-- Begin Given data --

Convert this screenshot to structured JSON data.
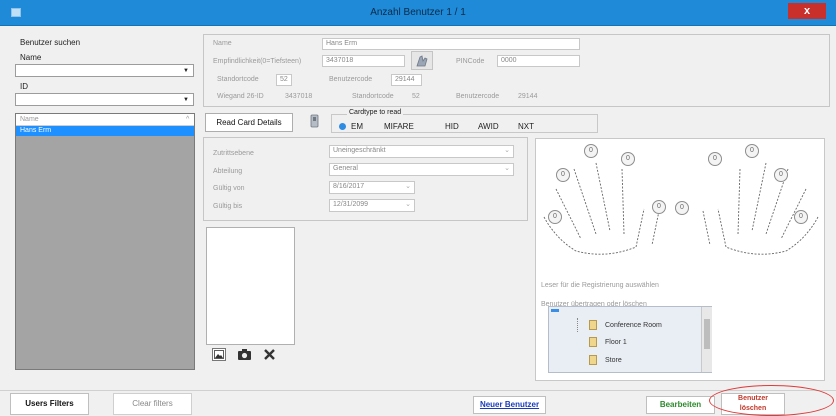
{
  "window": {
    "title": "Anzahl Benutzer 1 / 1",
    "close_label": "x"
  },
  "search": {
    "heading": "Benutzer suchen",
    "name_label": "Name",
    "id_label": "ID"
  },
  "userlist": {
    "header": "Name",
    "sort_glyph": "^",
    "items": [
      "Hans Erm"
    ]
  },
  "details": {
    "name_label": "Name",
    "name_value": "Hans Erm",
    "sensitivity_label": "Empfindlichkeit(0=Tiefsteen)",
    "sensitivity_value": "3437018",
    "pin_label": "PINCode",
    "pin_value": "0000",
    "sitecode_label": "Standortcode",
    "sitecode_value": "52",
    "usercode_label": "Benutzercode",
    "usercode_value": "29144",
    "wiegand_label": "Wiegand 26-ID",
    "wiegand_value": "3437018",
    "site2_label": "Standortcode",
    "site2_value": "52",
    "user2_label": "Benutzercode",
    "user2_value": "29144"
  },
  "cardread": {
    "button": "Read Card Details",
    "group_title": "Cardtype to read",
    "types": [
      "EM",
      "MIFARE",
      "HID",
      "AWID",
      "NXT"
    ],
    "selected": "EM"
  },
  "access": {
    "level_label": "Zutrittsebene",
    "level_value": "Uneingeschränkt",
    "dept_label": "Abteilung",
    "dept_value": "General",
    "valid_from_label": "Gültig von",
    "valid_from_value": "8/16/2017",
    "valid_to_label": "Gültig bis",
    "valid_to_value": "12/31/2099"
  },
  "hands": {
    "left_fingers": [
      "0",
      "0",
      "0",
      "0",
      "0"
    ],
    "right_fingers": [
      "0",
      "0",
      "0",
      "0",
      "0"
    ],
    "reader_label": "Leser für die Registrierung auswählen",
    "transfer_label": "Benutzer übertragen oder löschen",
    "tree": [
      "Conference Room",
      "Floor 1",
      "Store"
    ]
  },
  "footer": {
    "users_filters": "Users Filters",
    "clear_filters": "Clear filters",
    "new_user": "Neuer Benutzer",
    "edit": "Bearbeiten",
    "delete": "Benutzer löschen"
  },
  "colors": {
    "accent": "#1e8ad8",
    "selection": "#1e90ff",
    "delete_text": "#c0392b",
    "new_user_text": "#1a3cb8",
    "edit_text": "#2a8a2a"
  }
}
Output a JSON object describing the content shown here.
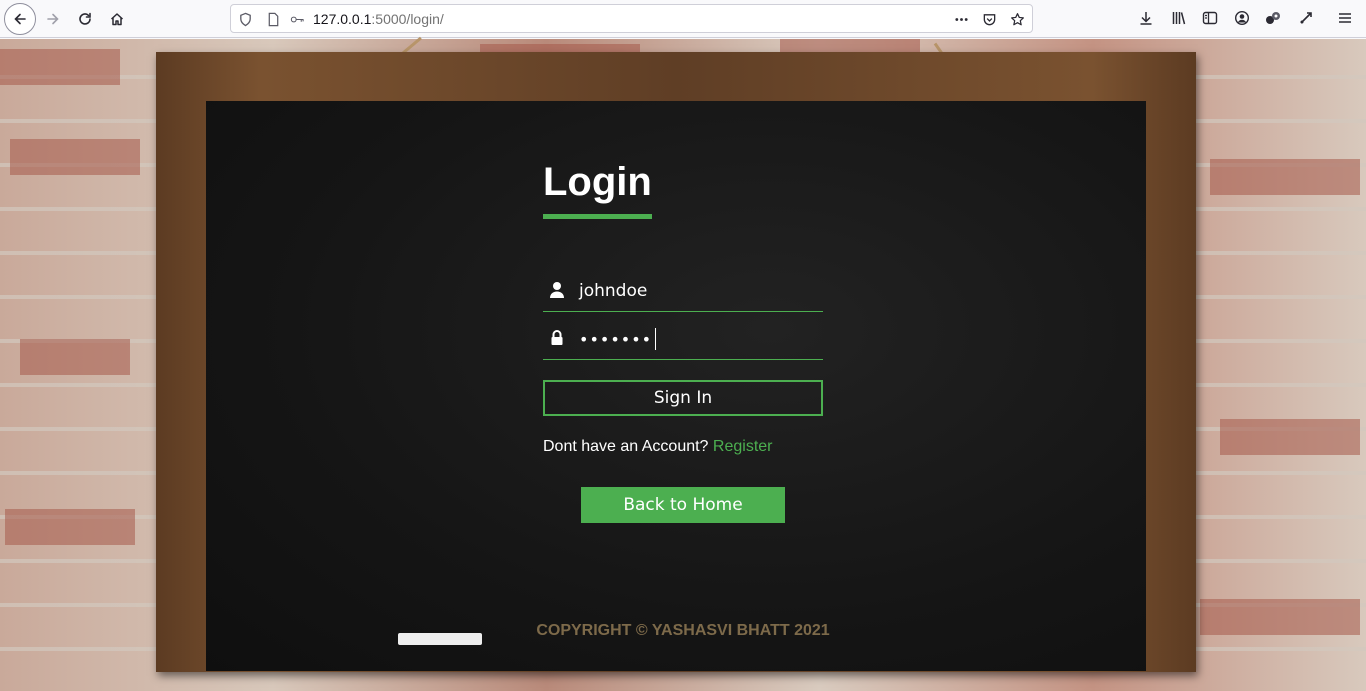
{
  "browser": {
    "url_host": "127.0.0.1",
    "url_path": ":5000/login/",
    "icons": {
      "back": "back-arrow-icon",
      "forward": "forward-arrow-icon",
      "reload": "reload-icon",
      "home": "home-icon",
      "shield": "shield-icon",
      "page": "page-icon",
      "key": "key-icon",
      "more": "more-icon",
      "pocket": "pocket-icon",
      "bookmark": "bookmark-star-icon",
      "downloads": "download-icon",
      "library": "library-icon",
      "sidebar": "sidebar-icon",
      "account": "account-icon",
      "extensions": "extensions-icon",
      "menu": "menu-icon"
    }
  },
  "login": {
    "title": "Login",
    "username_value": "johndoe",
    "password_mask": "•••••••",
    "signin_label": "Sign In",
    "account_prompt": "Dont have an Account?",
    "register_label": "Register",
    "back_home_label": "Back to Home",
    "copyright": "COPYRIGHT © YASHASVI BHATT 2021",
    "accent_color": "#4caf50"
  }
}
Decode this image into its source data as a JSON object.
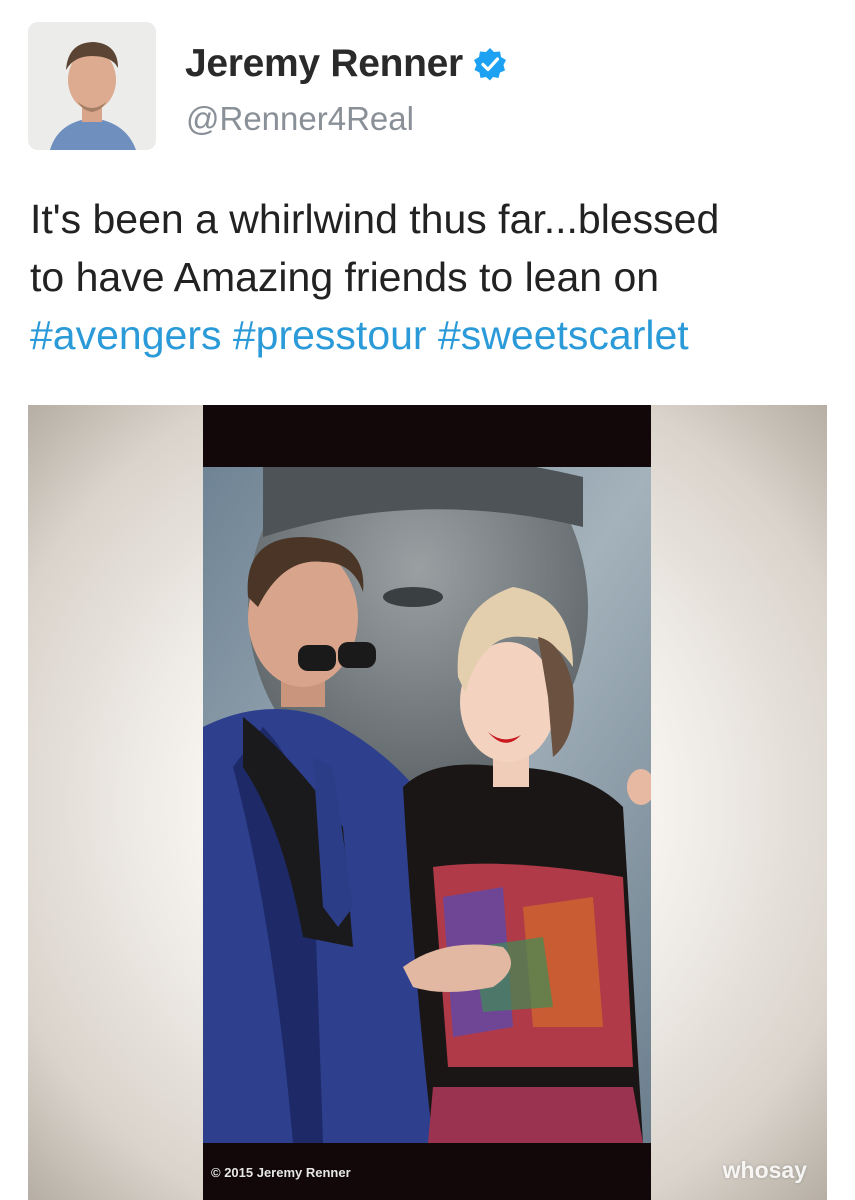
{
  "author": {
    "display_name": "Jeremy Renner",
    "handle": "@Renner4Real",
    "verified": true
  },
  "tweet": {
    "text_line1": "It's been a whirlwind thus far...blessed",
    "text_line2": "to have Amazing friends to lean on",
    "hashtags": [
      "#avengers",
      "#presstour",
      "#sweetscarlet"
    ]
  },
  "media": {
    "copyright": "© 2015 Jeremy Renner",
    "watermark": "whosay"
  },
  "colors": {
    "hashtag": "#2b9ad8",
    "verified_badge": "#1da1f2",
    "name": "#2a2a2a",
    "handle": "#8a9097"
  }
}
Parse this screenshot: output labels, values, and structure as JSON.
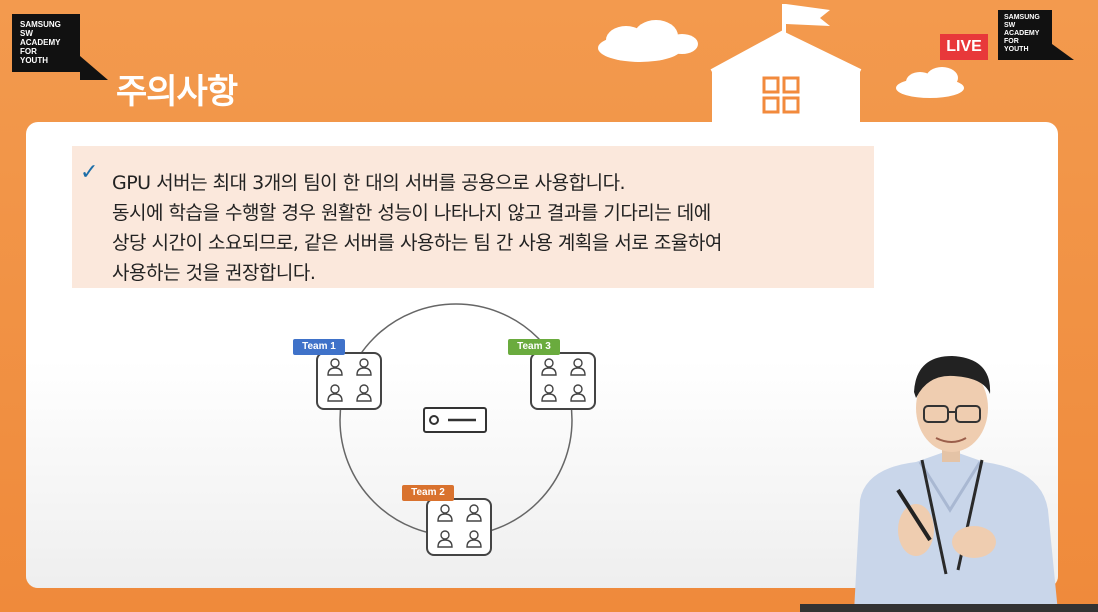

-- End Given data --

• _Task goal_: Which lines in the records above contain the string "have"? Copy each one.

• _Result for this exercise_:
    "account_prompt": "Dont have an Account?",
    "text_line2": "to have Amazing friends to lean on",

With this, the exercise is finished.